Passage to read below:

Implementing a mentoring model for teachers in the tertiary education environment
The project researched the implementation of a mentoring model to build leadership capabilities and create collaborative and collegial networks able to share teaching best practice.
Janet Walke - Universal College of Learning (UCOL); and Lesley Petersen - Eastern Institute of Technology (EIT)
Date: March 2012
About the project
The following recommendations have been developed from the findings of this project. They are based on the extensive feedback gathered from the participants and aim to provide other institutions or individuals with strategies to enhance the implementation and sustainability of an institute-wide mentoring programme.
Mentoring profile templates
The development and use of mentor and mentee profiles would assist the participants about to engage in a mentoring programme in finding out significant information about each other. The profile could include categories of the individual’s teaching context, student cohort information, level of teaching experience, discipline expertise, degree of organisational knowledge. These profiles would be available for both mentors and mentees at Stage One of the programme, the selection and consequent matching of the mentor and mentee.
Mentor questions template
The development of a template of questions that the mentee can use when they are in Stage One of selecting a mentor would assist the mentee when they first meet a prospective mentor. The template could include questions to ask the prospective mentor so that the mentee can find out if this person is the mentor they are looking for, for example, questions about the mentor’s discipline area, their level of experience with teaching, whether they have particular areas of teaching expertise. This also gives the mentee a high degree of choice in who they will receive mentoring support.

End of Passage to read.

(What you are asked to do):
In the mentoring model summary above, turn the paragraph that begins "The development and use of mentor and mentee profiles" into a short bulleted list that keeps its main facts.

Given records below:

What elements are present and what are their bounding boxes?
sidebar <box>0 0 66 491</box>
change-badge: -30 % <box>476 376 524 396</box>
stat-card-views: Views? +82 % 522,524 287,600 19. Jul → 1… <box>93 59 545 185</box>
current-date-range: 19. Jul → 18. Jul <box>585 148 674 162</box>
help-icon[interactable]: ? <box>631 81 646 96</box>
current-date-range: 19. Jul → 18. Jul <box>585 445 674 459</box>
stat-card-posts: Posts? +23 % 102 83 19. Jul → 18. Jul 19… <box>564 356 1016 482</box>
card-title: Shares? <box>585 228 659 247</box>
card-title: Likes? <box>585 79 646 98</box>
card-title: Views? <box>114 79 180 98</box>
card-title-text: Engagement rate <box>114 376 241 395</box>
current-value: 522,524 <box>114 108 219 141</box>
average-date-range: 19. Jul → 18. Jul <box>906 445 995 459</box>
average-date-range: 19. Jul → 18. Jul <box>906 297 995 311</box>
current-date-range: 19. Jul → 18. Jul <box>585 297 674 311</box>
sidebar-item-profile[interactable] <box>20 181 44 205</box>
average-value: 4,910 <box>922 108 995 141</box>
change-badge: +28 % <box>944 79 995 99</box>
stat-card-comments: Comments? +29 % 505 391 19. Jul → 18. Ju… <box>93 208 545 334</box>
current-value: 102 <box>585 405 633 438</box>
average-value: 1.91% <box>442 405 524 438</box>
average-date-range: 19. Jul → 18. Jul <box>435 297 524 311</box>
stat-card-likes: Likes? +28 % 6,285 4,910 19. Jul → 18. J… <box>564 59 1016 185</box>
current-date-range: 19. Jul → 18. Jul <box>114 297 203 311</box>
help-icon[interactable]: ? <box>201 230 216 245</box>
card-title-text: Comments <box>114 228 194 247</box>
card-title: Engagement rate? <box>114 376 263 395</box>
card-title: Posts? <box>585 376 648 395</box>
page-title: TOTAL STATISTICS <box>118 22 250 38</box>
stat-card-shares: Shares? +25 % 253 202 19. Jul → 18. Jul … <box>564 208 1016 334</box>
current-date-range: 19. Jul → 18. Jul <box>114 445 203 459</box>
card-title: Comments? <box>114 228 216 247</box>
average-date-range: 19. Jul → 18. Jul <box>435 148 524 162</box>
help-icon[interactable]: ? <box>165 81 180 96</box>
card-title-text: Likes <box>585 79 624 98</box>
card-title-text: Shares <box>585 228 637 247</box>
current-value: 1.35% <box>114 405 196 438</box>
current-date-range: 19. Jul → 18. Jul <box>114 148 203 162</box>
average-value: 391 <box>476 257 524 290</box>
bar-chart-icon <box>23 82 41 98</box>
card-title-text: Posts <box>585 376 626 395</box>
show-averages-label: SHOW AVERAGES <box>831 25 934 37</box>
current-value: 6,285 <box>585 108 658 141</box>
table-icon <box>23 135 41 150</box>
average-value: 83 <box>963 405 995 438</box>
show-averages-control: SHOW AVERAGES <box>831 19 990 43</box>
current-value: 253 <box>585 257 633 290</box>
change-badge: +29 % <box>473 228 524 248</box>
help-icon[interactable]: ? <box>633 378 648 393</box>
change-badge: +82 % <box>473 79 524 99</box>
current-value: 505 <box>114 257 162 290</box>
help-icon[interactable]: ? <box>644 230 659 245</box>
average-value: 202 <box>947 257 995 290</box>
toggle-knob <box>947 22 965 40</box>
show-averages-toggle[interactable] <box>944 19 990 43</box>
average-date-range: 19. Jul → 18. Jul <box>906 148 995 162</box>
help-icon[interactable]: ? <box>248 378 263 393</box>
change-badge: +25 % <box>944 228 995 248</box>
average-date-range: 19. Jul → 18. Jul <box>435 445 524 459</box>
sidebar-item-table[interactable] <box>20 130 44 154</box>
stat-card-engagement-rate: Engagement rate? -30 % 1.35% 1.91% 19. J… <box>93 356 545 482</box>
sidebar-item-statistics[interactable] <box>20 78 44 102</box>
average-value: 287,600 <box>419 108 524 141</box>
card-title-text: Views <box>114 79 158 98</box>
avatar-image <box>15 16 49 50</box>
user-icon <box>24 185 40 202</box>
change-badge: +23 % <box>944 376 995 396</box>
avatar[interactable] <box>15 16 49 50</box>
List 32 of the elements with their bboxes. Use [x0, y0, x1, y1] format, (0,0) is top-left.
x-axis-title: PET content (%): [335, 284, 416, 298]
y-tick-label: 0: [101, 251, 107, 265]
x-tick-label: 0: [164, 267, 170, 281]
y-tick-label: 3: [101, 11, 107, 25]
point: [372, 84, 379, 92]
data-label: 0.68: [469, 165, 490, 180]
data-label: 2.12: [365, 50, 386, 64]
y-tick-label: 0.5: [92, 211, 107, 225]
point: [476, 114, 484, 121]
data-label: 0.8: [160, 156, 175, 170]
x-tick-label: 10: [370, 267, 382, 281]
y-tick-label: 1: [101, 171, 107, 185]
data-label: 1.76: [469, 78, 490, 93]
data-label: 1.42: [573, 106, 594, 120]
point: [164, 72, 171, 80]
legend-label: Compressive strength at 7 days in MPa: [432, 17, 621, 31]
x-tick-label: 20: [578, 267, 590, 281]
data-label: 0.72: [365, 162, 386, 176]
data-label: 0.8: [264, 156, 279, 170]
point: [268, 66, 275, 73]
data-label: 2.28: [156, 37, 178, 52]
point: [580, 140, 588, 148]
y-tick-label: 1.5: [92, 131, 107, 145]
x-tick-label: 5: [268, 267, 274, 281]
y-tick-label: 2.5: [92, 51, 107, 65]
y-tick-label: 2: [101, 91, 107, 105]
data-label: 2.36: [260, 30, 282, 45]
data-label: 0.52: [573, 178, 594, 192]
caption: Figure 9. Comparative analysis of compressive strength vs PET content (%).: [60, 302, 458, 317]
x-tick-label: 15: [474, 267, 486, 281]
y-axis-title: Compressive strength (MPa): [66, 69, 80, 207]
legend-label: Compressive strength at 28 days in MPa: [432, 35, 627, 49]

End of Given records.

(Solved problem):
- Mentor and mentee profiles would help participants about to enter a mentoring programme learn significant information about each other.
- A profile could cover the individual's teaching context, student cohort information, level of teaching experience, discipline expertise and degree of organisational knowledge.
- Both mentors and mentees would have the profiles at Stage One, when mentors and mentees are selected and matched.